==== WORKING DATA
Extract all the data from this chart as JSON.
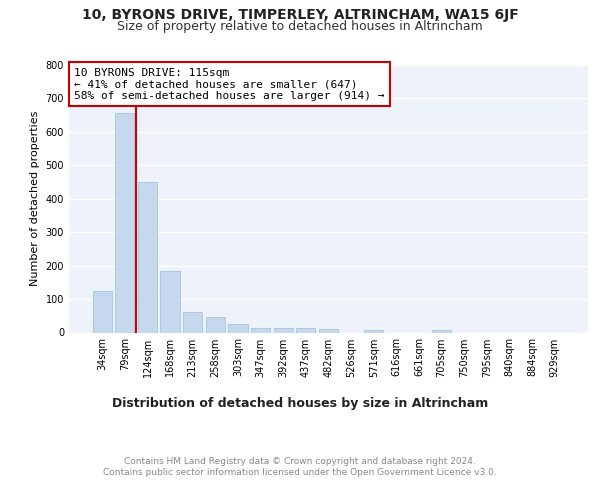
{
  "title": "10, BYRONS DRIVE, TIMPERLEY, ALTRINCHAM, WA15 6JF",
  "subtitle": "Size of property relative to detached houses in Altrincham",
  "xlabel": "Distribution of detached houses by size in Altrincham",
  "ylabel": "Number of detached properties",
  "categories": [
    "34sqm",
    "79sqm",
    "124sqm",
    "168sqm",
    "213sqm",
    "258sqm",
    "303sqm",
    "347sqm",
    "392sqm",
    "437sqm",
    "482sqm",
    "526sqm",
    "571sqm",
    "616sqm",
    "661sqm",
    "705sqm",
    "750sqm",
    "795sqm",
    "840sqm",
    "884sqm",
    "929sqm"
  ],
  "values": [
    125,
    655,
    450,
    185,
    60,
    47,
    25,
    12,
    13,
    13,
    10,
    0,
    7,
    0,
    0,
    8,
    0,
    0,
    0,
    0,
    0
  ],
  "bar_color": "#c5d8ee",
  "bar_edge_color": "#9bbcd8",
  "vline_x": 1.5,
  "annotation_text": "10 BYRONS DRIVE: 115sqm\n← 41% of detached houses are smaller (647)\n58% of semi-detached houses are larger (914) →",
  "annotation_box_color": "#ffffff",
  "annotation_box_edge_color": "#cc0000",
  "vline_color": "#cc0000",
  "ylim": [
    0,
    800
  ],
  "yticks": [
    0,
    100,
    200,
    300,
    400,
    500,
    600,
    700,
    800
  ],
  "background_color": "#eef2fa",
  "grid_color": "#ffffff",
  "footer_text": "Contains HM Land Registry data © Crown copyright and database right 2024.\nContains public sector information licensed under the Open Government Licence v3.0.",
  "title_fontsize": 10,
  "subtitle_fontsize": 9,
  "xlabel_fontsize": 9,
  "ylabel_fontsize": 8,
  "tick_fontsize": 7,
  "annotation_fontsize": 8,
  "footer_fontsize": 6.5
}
========
WRITTEN REQUEST:
Copy out each line of the data where the string "ffffff" appears.

SOLVED PROBLEM:
  "annotation_box_color": "#ffffff",
  "grid_color": "#ffffff",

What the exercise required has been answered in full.